YOUR OBJECTIVE
Write out the listing below in full and exactly, leaving out every picture.

------ RECORDS TO USE ------

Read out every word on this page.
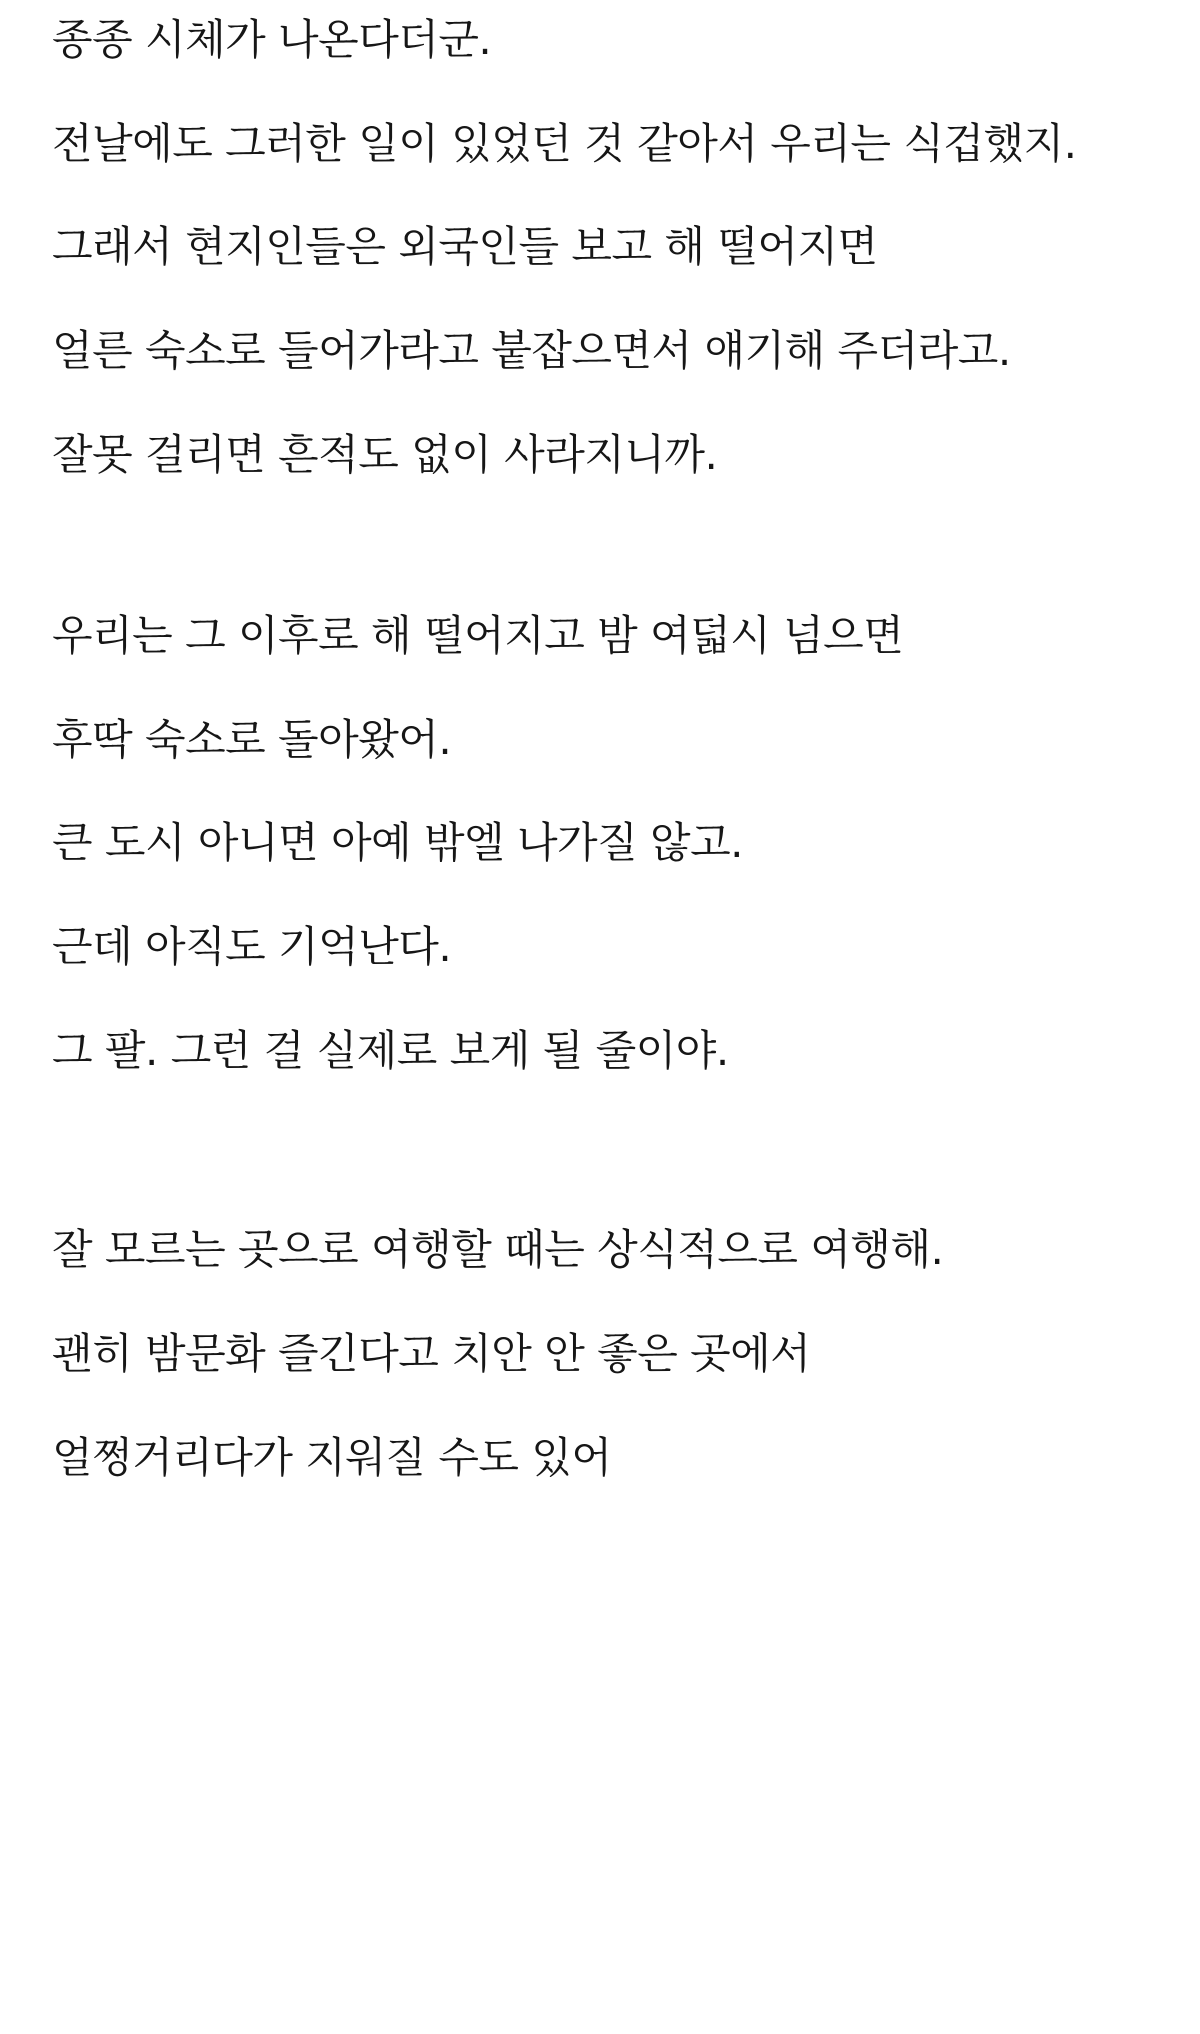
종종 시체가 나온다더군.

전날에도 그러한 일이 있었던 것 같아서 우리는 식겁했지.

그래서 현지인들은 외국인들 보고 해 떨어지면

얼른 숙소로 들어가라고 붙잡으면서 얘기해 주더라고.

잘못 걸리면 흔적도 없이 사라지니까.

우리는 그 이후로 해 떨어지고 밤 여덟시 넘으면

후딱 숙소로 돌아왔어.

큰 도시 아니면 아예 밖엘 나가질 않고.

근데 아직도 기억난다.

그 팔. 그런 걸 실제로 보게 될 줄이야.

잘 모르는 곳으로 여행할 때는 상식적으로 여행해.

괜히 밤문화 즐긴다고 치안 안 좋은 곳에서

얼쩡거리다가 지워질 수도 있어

------

RESPONSE TO THE TASK
Read out every word on this page.
종종 시체가 나온다더군.

전날에도 그러한 일이 있었던 것 같아서 우리는 식겁했지.

그래서 현지인들은 외국인들 보고 해 떨어지면

얼른 숙소로 들어가라고 붙잡으면서 얘기해 주더라고.

잘못 걸리면 흔적도 없이 사라지니까.

우리는 그 이후로 해 떨어지고 밤 여덟시 넘으면

후딱 숙소로 돌아왔어.

큰 도시 아니면 아예 밖엘 나가질 않고.

근데 아직도 기억난다.

그 팔. 그런 걸 실제로 보게 될 줄이야.

잘 모르는 곳으로 여행할 때는 상식적으로 여행해.

괜히 밤문화 즐긴다고 치안 안 좋은 곳에서

얼쩡거리다가 지워질 수도 있어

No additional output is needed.